* **Instruction**
Transcribe the article below on culture versus strategy in full, word for word.

Harbridge Insights – Culture
Part 2 – Culture versus Strategy
10 min read
Does culture really eat strategy for breakfast? This article examines and compares culture to strategy, asking: Is one more important than the other? Can you have one without the other? Our first article in our series of four articles on workplace culture examined “What is Culture? and provided some ways to assess organisational culture. This article compares and contrasts culture and strategy.
“Culture eats strategy for breakfast” is a comment made by Peter Drucker and later popularised by Mark Fields when he was president of the Ford Motor Company. Whilst not my favourite Peter Drucker quote (see our website homepage for that one), it is often repeated in the context of culture being more important than strategy. We don’t agree with this premise and will explain why in this article.
We also consider some of the findings of the Royal Commission into Misconduct in the Banking, Superannuation and Financial Services Industry in Australia and question whether some of the findings attributed to breakdowns in culture were instead due to a lack of strategy. Finally, we consider the findings, implications and expectations on both financial and non-financial services directors and entities.
Definitions of culture, strategy and purpose
Culture – In our first article in this series, we defined culture as “the way things get done (or don’t get done) when no one else is looking”, noting it is as unique to every organisation as fingerprints are to each person.
Strategy – A strategy is the plan of action required to achieve one or more specific goals. The primary purpose of a strategy is to take proactive steps towards achieving the longer-term organisational vision. The vision is the long-term future you want to build and achieve for the organisation. It’s your purpose for being, the “why” of why you are in business. By contrast, your mission is what you must do to get you there. The strategy supports the organisation to fulfil its mission, on the longer path to achieving the vision.
Strategy is the deliberate plan of action that the organisation intends to take to achieve its mission. It generally requires three key things from the board:
- a commitment to the long-term direction and planning of the organisation (although the definition of long-term differs from firm to firm and industry to industry)
- it must be viewed within the context of a competitive environment and not in isolation
- it requires a commitment of resources (people, processes, systems, strategic business partners and money amongst other things) to assist with the implementation
Strategy can occur at the organisational or corporate level, as well as the business level.

[Layout dataset entries]
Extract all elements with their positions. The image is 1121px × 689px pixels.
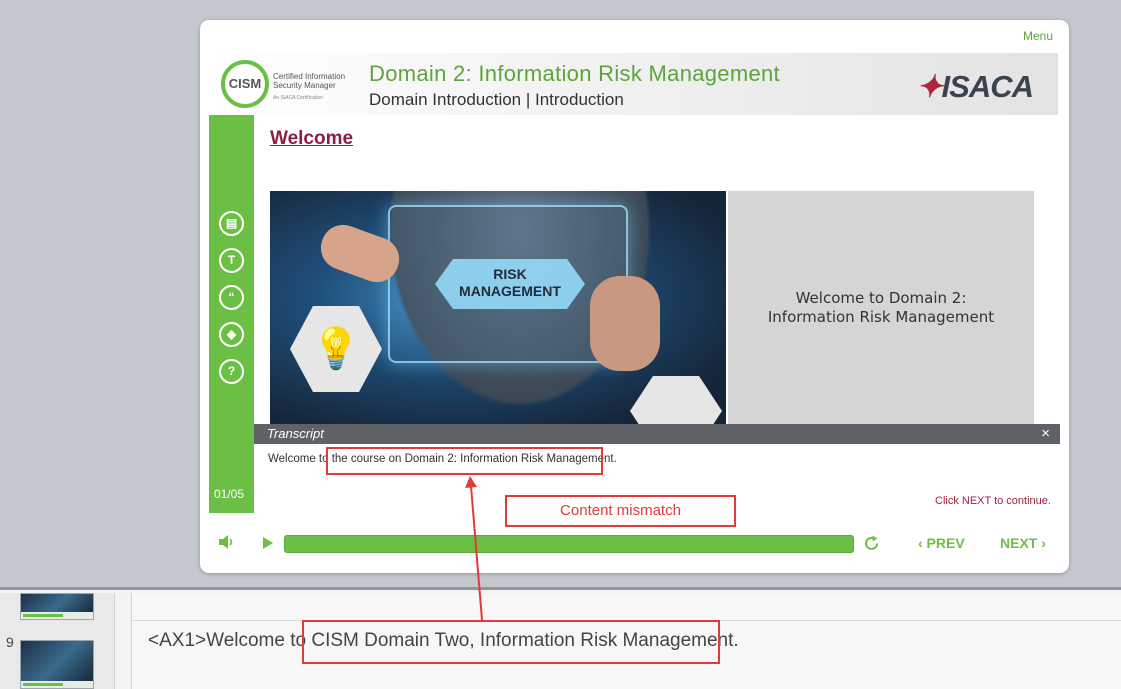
isaca-logo: ✦ISACA bbox=[916, 69, 1034, 105]
holding-hand-shape bbox=[590, 276, 660, 371]
glossary-icon[interactable]: T bbox=[219, 248, 244, 273]
click-next-hint: Click NEXT to continue. bbox=[935, 495, 1051, 507]
slide-heading: Welcome bbox=[270, 128, 354, 149]
thumbnail-gutter bbox=[115, 593, 132, 689]
course-player: Menu CISM Certified Information Security… bbox=[200, 20, 1069, 573]
welcome-info-text: Welcome to Domain 2: Information Risk Ma… bbox=[768, 289, 994, 327]
course-banner: CISM Certified Information Security Mana… bbox=[209, 53, 1058, 115]
cism-subtag: An ISACA Certification bbox=[273, 95, 324, 101]
prev-button[interactable]: ‹ PREV bbox=[918, 535, 965, 551]
slide-thumbnail-8[interactable] bbox=[20, 593, 94, 620]
slide-thumbnail-column bbox=[0, 593, 115, 689]
help-icon[interactable]: ? bbox=[219, 359, 244, 384]
notes-icon[interactable]: ▤ bbox=[219, 211, 244, 236]
transcript-header: Transcript × bbox=[254, 424, 1060, 444]
slide-number: 9 bbox=[6, 634, 14, 650]
transcript-highlight-box bbox=[326, 447, 603, 475]
content-mismatch-label: Content mismatch bbox=[505, 495, 736, 527]
transcript-title: Transcript bbox=[267, 426, 324, 441]
cism-tagline-line-2: Security Manager bbox=[273, 81, 336, 90]
next-button[interactable]: NEXT › bbox=[1000, 535, 1046, 551]
hero-hex-label: RISK MANAGEMENT bbox=[435, 259, 585, 309]
progress-bar[interactable] bbox=[284, 535, 854, 553]
cism-tagline: Certified Information Security Manager bbox=[273, 72, 345, 90]
volume-icon[interactable] bbox=[218, 533, 234, 551]
welcome-info-line-1: Welcome to Domain 2: bbox=[795, 288, 967, 307]
isaca-logo-text: ISACA bbox=[941, 69, 1034, 104]
cism-tagline-line-1: Certified Information bbox=[273, 72, 346, 81]
play-icon[interactable] bbox=[261, 535, 275, 551]
slide-thumbnail-9[interactable] bbox=[20, 640, 94, 689]
layers-icon[interactable]: ◈ bbox=[219, 322, 244, 347]
hero-label-line-1: RISK bbox=[493, 266, 527, 282]
replay-icon[interactable] bbox=[862, 534, 881, 553]
menu-link[interactable]: Menu bbox=[1023, 29, 1053, 43]
isaca-star-icon: ✦ bbox=[916, 69, 943, 104]
close-icon[interactable]: × bbox=[1041, 424, 1050, 444]
risk-management-image: RISK MANAGEMENT 💡 bbox=[270, 191, 726, 424]
lightbulb-icon: 💡 bbox=[290, 306, 382, 392]
audio-script-highlight-box bbox=[302, 620, 720, 664]
welcome-info-line-2: Information Risk Management bbox=[767, 307, 995, 326]
cism-logo: CISM bbox=[221, 60, 269, 108]
welcome-info-panel: Welcome to Domain 2: Information Risk Ma… bbox=[728, 191, 1034, 424]
hero-label-line-2: MANAGEMENT bbox=[459, 283, 561, 299]
page-counter: 01/05 bbox=[214, 487, 245, 501]
course-title: Domain 2: Information Risk Management bbox=[369, 61, 780, 86]
player-sidebar: ▤ T “ ◈ ? 01/05 bbox=[209, 115, 254, 513]
course-subtitle: Domain Introduction | Introduction bbox=[369, 90, 624, 109]
quote-icon[interactable]: “ bbox=[219, 285, 244, 310]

* **Solution for this problem**
Harbridge Insights – Culture
Part 2 – Culture versus Strategy
10 min read
Does culture really eat strategy for breakfast? This article examines and compares culture to strategy, asking: Is one more important than the other? Can you have one without the other? Our first article in our series of four articles on workplace culture examined “What is Culture? and provided some ways to assess organisational culture. This article compares and contrasts culture and strategy.
“Culture eats strategy for breakfast” is a comment made by Peter Drucker and later popularised by Mark Fields when he was president of the Ford Motor Company. Whilst not my favourite Peter Drucker quote (see our website homepage for that one), it is often repeated in the context of culture being more important than strategy. We don’t agree with this premise and will explain why in this article.
We also consider some of the findings of the Royal Commission into Misconduct in the Banking, Superannuation and Financial Services Industry in Australia and question whether some of the findings attributed to breakdowns in culture were instead due to a lack of strategy. Finally, we consider the findings, implications and expectations on both financial and non-financial services directors and entities.
Definitions of culture, strategy and purpose
Culture – In our first article in this series, we defined culture as “the way things get done (or don’t get done) when no one else is looking”, noting it is as unique to every organisation as fingerprints are to each person.
Strategy – A strategy is the plan of action required to achieve one or more specific goals. The primary purpose of a strategy is to take proactive steps towards achieving the longer-term organisational vision. The vision is the long-term future you want to build and achieve for the organisation. It’s your purpose for being, the “why” of why you are in business. By contrast, your mission is what you must do to get you there. The strategy supports the organisation to fulfil its mission, on the longer path to achieving the vision.
Strategy is the deliberate plan of action that the organisation intends to take to achieve its mission. It generally requires three key things from the board:
- a commitment to the long-term direction and planning of the organisation (although the definition of long-term differs from firm to firm and industry to industry)
- it must be viewed within the context of a competitive environment and not in isolation
- it requires a commitment of resources (people, processes, systems, strategic business partners and money amongst other things) to assist with the implementation
Strategy can occur at the organisational or corporate level, as well as the business level.